Go through the data below and copy it exactly, skipping every picture.

***

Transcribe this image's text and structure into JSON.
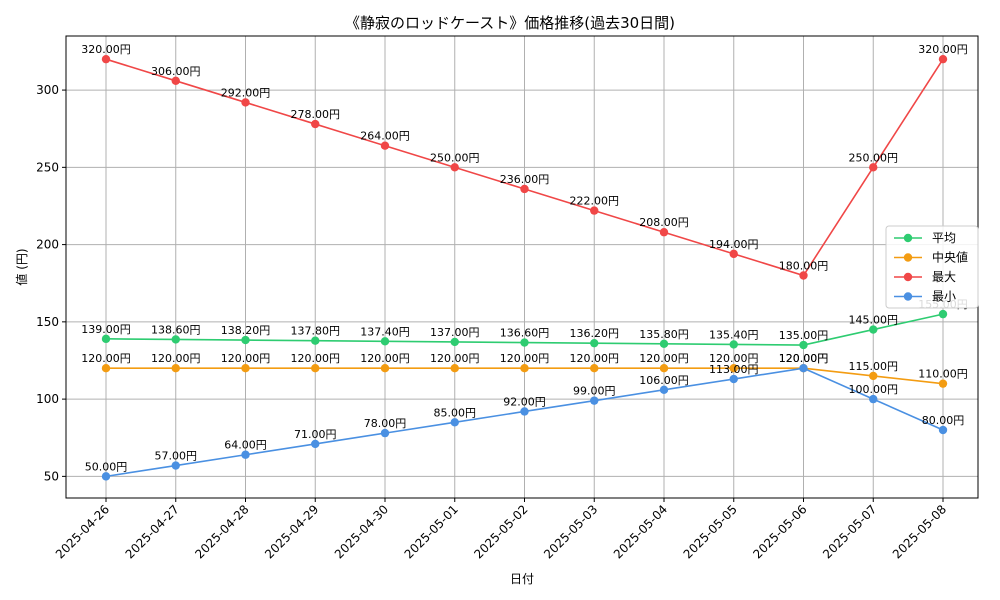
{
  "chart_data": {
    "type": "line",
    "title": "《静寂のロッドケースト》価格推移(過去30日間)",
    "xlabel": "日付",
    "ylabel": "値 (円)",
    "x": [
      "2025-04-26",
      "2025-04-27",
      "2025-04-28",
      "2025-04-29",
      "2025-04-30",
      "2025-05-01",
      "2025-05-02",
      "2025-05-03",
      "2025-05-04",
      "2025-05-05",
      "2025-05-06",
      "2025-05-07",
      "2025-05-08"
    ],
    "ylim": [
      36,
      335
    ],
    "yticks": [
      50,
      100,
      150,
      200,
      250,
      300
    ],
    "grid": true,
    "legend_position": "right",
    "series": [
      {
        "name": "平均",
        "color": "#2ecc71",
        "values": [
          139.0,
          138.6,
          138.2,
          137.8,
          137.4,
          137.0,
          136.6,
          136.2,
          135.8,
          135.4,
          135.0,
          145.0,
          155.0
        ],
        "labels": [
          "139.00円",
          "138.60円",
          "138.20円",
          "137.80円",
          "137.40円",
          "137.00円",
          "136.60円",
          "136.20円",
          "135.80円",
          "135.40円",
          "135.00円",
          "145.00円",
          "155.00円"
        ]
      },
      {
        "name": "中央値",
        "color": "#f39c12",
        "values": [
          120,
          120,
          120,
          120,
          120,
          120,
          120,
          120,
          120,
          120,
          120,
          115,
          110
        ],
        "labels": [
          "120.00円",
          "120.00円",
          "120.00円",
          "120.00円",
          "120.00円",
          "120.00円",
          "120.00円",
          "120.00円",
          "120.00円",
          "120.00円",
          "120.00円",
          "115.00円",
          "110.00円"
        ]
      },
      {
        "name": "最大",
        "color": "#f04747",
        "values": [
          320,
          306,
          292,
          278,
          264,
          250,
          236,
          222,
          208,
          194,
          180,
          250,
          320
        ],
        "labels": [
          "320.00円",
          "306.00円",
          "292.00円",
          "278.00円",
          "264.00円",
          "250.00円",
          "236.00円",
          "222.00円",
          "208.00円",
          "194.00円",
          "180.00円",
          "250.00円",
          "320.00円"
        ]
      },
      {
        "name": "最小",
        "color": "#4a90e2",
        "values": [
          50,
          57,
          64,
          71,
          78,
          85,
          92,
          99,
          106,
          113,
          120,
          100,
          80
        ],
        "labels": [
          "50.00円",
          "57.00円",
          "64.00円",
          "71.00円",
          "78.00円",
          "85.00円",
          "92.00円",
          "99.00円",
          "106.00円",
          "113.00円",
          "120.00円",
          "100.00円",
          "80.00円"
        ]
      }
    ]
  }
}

***

> [TASK RESPONSE]:
Transcribe this image's text and structure into JSON.
{
  "chart_data": {
    "type": "line",
    "title": "《静寂のロッドケースト》価格推移(過去30日間)",
    "xlabel": "日付",
    "ylabel": "値 (円)",
    "x": [
      "2025-04-26",
      "2025-04-27",
      "2025-04-28",
      "2025-04-29",
      "2025-04-30",
      "2025-05-01",
      "2025-05-02",
      "2025-05-03",
      "2025-05-04",
      "2025-05-05",
      "2025-05-06",
      "2025-05-07",
      "2025-05-08"
    ],
    "ylim": [
      36,
      335
    ],
    "yticks": [
      50,
      100,
      150,
      200,
      250,
      300
    ],
    "grid": true,
    "legend_position": "right",
    "series": [
      {
        "name": "平均",
        "color": "#2ecc71",
        "values": [
          139.0,
          138.6,
          138.2,
          137.8,
          137.4,
          137.0,
          136.6,
          136.2,
          135.8,
          135.4,
          135.0,
          145.0,
          155.0
        ],
        "labels": [
          "139.00円",
          "138.60円",
          "138.20円",
          "137.80円",
          "137.40円",
          "137.00円",
          "136.60円",
          "136.20円",
          "135.80円",
          "135.40円",
          "135.00円",
          "145.00円",
          "155.00円"
        ]
      },
      {
        "name": "中央値",
        "color": "#f39c12",
        "values": [
          120,
          120,
          120,
          120,
          120,
          120,
          120,
          120,
          120,
          120,
          120,
          115,
          110
        ],
        "labels": [
          "120.00円",
          "120.00円",
          "120.00円",
          "120.00円",
          "120.00円",
          "120.00円",
          "120.00円",
          "120.00円",
          "120.00円",
          "120.00円",
          "120.00円",
          "115.00円",
          "110.00円"
        ]
      },
      {
        "name": "最大",
        "color": "#f04747",
        "values": [
          320,
          306,
          292,
          278,
          264,
          250,
          236,
          222,
          208,
          194,
          180,
          250,
          320
        ],
        "labels": [
          "320.00円",
          "306.00円",
          "292.00円",
          "278.00円",
          "264.00円",
          "250.00円",
          "236.00円",
          "222.00円",
          "208.00円",
          "194.00円",
          "180.00円",
          "250.00円",
          "320.00円"
        ]
      },
      {
        "name": "最小",
        "color": "#4a90e2",
        "values": [
          50,
          57,
          64,
          71,
          78,
          85,
          92,
          99,
          106,
          113,
          120,
          100,
          80
        ],
        "labels": [
          "50.00円",
          "57.00円",
          "64.00円",
          "71.00円",
          "78.00円",
          "85.00円",
          "92.00円",
          "99.00円",
          "106.00円",
          "113.00円",
          "120.00円",
          "100.00円",
          "80.00円"
        ]
      }
    ]
  }
}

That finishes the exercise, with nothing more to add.